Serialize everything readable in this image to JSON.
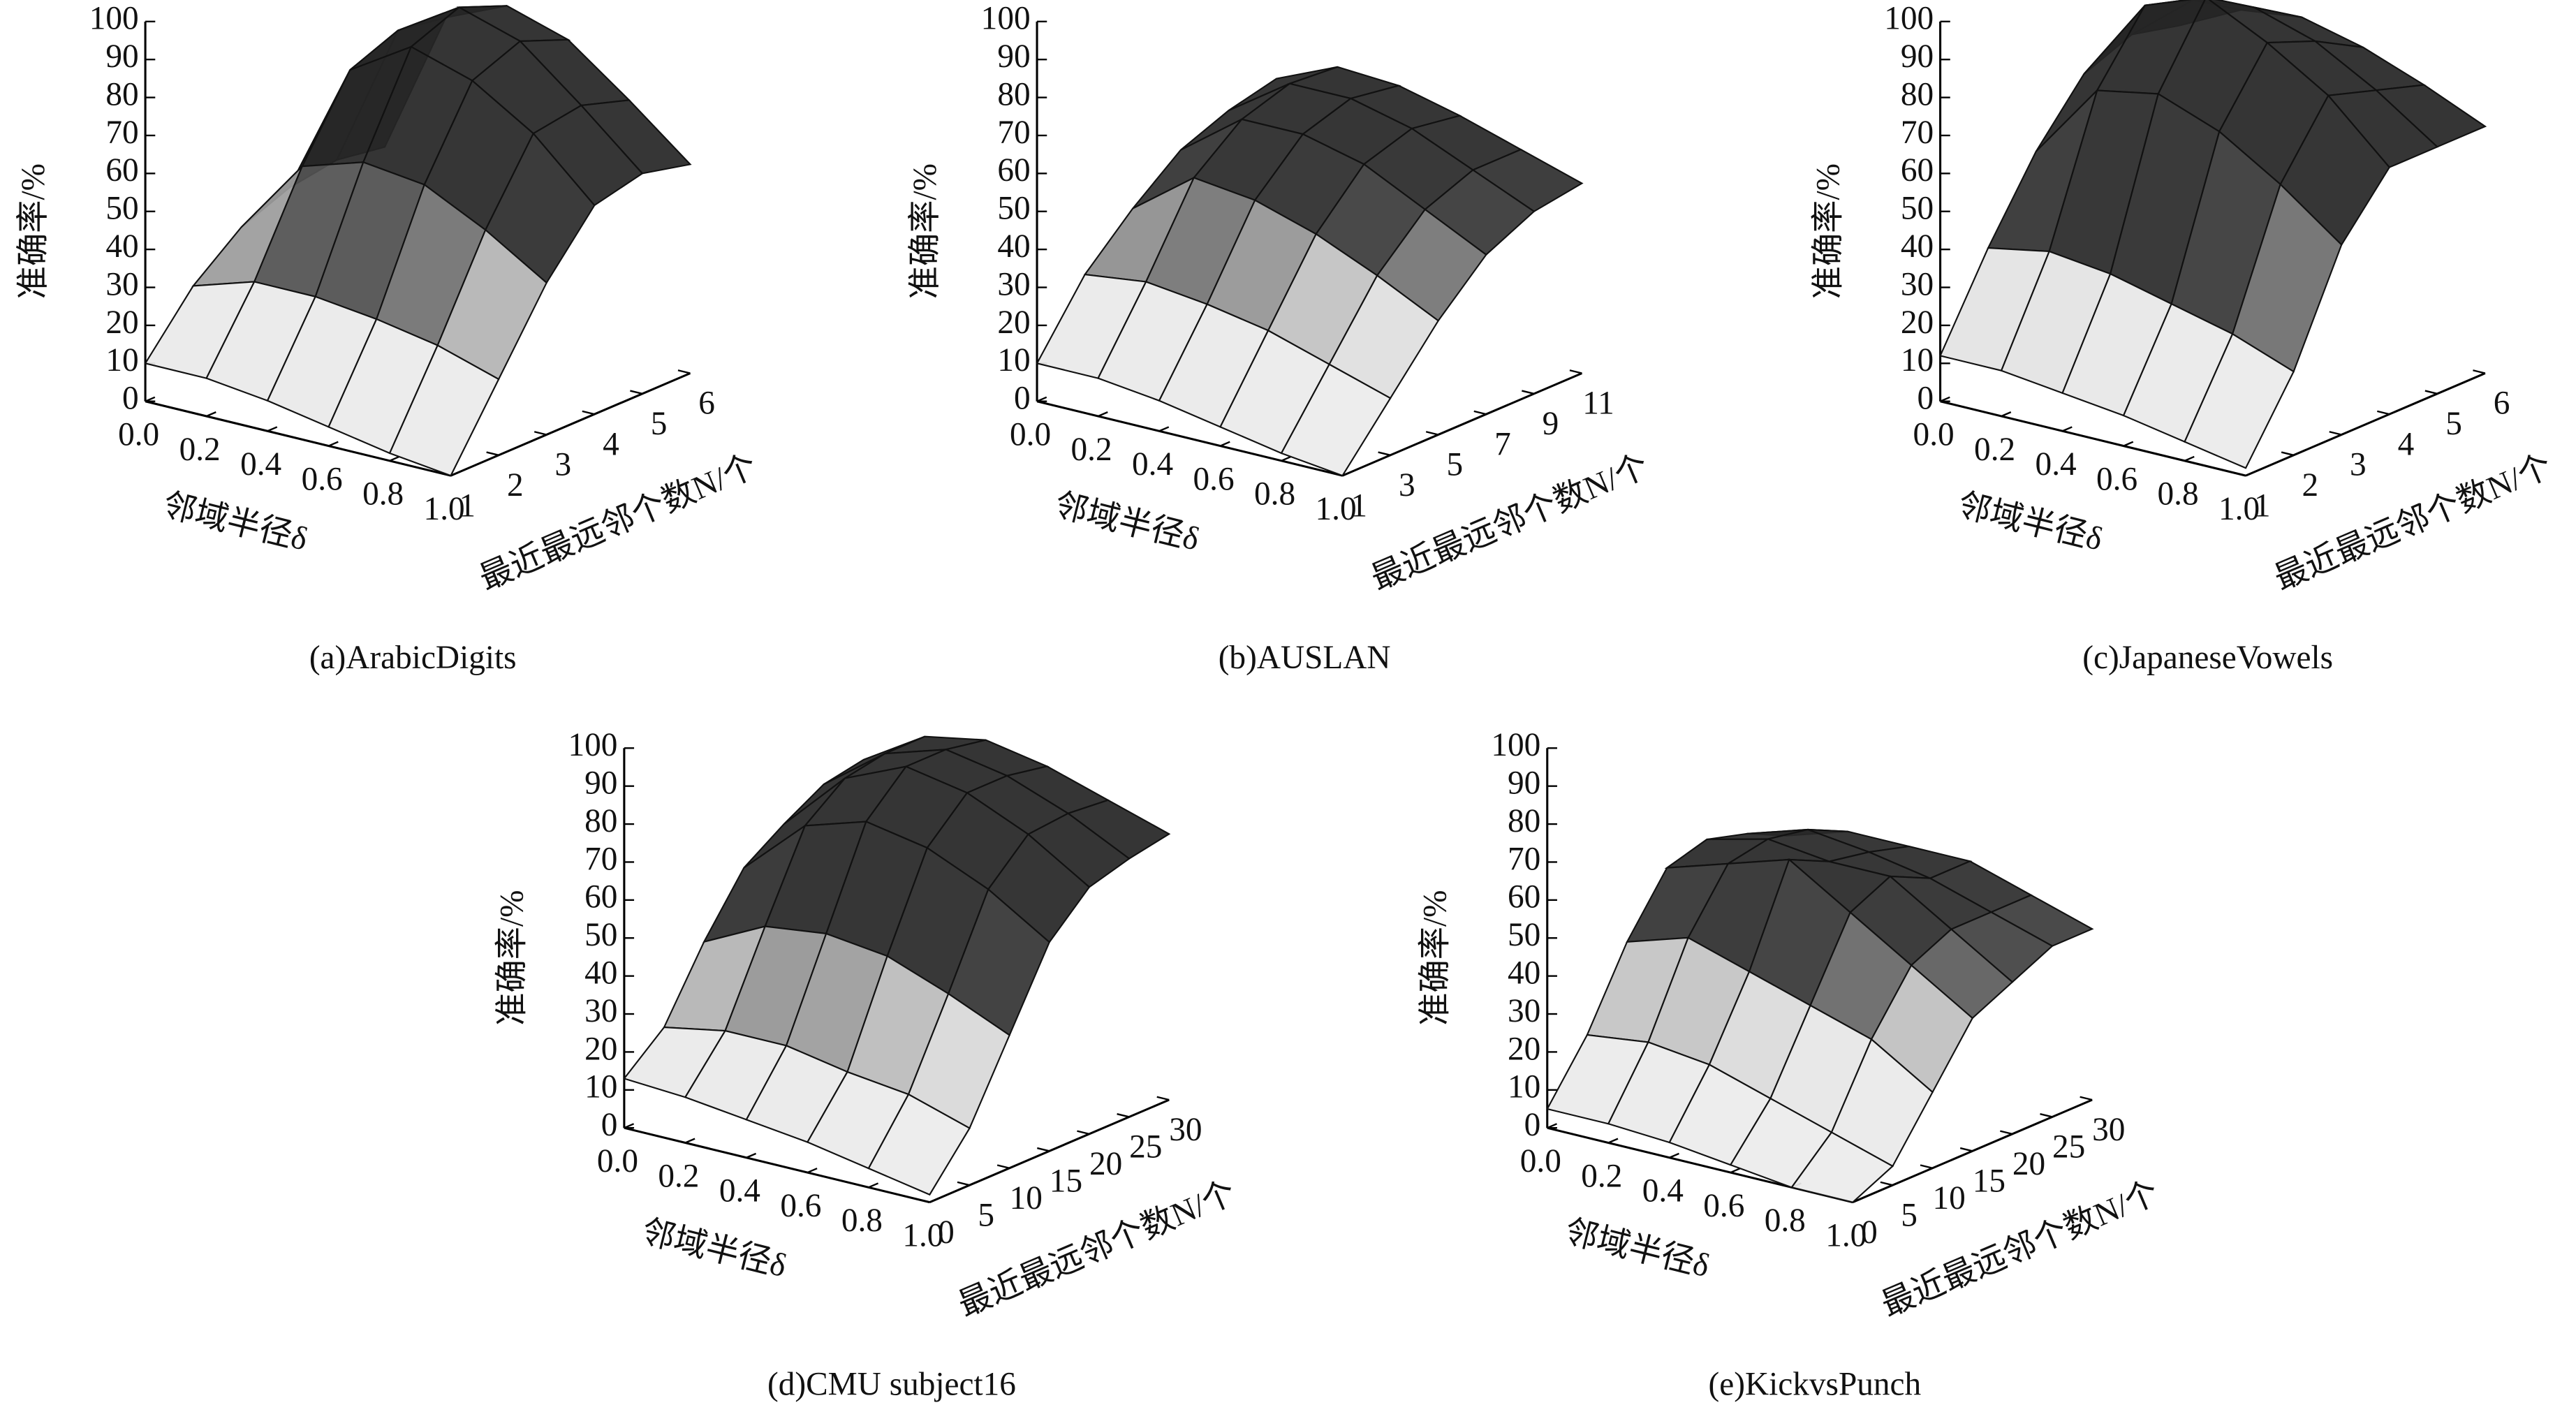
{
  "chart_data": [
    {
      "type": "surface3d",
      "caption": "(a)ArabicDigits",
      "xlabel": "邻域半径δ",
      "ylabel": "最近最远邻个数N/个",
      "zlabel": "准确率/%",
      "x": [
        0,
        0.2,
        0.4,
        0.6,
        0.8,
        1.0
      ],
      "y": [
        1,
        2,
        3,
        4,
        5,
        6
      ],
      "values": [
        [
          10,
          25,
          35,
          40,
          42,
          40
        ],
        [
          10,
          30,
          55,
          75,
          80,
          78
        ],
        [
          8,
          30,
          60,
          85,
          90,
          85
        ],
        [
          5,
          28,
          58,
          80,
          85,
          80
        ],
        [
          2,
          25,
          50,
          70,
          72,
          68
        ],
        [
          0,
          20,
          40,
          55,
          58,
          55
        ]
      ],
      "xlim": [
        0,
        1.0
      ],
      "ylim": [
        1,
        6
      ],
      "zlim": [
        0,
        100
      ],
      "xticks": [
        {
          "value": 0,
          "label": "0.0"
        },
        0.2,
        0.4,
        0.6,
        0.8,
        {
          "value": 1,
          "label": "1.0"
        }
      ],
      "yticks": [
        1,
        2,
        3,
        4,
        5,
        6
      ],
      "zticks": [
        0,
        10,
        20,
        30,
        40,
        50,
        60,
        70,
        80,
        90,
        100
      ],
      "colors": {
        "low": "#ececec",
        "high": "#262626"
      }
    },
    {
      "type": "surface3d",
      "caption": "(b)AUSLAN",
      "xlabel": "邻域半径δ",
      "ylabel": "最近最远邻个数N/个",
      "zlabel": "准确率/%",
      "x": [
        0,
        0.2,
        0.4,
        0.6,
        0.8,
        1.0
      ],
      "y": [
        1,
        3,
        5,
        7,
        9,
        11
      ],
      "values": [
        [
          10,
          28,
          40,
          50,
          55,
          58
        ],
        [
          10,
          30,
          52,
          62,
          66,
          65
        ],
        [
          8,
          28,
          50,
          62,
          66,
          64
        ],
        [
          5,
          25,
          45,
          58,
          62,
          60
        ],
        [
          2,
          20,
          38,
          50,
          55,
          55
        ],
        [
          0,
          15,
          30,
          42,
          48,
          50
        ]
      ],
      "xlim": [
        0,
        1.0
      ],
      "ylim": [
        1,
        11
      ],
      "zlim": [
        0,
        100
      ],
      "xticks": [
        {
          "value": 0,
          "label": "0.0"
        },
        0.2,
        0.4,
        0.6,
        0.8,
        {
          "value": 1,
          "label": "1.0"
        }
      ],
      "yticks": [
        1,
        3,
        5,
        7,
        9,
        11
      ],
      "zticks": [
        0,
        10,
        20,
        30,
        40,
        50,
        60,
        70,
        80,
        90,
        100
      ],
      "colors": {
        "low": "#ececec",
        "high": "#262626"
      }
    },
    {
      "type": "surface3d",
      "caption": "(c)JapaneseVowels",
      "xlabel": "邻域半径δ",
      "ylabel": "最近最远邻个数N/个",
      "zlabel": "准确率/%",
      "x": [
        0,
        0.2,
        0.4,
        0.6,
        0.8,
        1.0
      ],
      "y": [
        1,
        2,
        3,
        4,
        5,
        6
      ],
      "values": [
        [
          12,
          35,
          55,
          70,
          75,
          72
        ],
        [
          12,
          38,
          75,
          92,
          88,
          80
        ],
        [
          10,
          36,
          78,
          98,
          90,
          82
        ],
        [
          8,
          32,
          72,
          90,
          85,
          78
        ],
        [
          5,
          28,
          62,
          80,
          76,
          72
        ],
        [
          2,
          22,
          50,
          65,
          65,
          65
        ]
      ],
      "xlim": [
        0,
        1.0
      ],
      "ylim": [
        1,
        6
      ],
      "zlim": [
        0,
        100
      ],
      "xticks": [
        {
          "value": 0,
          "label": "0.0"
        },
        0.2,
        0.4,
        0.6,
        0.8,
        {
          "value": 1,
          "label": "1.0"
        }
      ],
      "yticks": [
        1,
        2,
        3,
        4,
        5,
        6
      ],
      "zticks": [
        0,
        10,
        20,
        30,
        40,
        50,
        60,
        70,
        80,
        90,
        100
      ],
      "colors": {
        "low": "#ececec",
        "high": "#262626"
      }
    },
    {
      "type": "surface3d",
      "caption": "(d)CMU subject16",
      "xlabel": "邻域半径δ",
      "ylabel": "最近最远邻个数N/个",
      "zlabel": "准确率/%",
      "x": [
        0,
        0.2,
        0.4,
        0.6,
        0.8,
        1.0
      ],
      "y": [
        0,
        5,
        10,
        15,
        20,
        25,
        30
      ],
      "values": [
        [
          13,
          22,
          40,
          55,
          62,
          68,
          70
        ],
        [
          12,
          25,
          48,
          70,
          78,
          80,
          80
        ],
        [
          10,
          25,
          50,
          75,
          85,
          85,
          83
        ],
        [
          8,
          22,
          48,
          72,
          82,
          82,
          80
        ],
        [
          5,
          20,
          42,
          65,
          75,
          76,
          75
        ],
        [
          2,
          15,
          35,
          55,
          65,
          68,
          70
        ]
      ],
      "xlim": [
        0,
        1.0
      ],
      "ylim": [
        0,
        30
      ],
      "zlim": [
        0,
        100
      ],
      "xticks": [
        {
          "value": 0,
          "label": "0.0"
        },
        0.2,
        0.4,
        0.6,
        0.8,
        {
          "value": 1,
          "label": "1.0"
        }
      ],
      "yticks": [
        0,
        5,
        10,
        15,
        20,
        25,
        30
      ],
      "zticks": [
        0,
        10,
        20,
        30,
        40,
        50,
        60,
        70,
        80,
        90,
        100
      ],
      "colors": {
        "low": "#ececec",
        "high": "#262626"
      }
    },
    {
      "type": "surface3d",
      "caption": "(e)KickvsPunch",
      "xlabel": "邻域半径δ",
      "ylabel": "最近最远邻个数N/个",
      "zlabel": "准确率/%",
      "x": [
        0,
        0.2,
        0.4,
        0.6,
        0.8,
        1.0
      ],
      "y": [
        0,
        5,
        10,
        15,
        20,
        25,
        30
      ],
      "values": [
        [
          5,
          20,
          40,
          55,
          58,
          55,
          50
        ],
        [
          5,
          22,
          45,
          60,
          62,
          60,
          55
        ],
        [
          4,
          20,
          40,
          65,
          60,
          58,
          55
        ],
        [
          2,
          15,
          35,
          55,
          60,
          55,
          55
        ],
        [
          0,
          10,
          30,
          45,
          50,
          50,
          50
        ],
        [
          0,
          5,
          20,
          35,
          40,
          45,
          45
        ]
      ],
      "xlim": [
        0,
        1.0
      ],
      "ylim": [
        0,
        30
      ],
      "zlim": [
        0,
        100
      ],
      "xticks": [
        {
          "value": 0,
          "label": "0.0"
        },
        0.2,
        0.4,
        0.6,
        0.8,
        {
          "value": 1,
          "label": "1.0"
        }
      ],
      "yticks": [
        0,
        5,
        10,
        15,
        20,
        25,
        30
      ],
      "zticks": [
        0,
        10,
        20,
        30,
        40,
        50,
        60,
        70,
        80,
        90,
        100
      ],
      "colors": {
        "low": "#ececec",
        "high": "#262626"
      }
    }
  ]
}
::::::::
* **GIVEN PROBLEM**
Of the lines in the entries, how many include the word "caption"? State only the number.

* **EXPECTED ANSWER**
5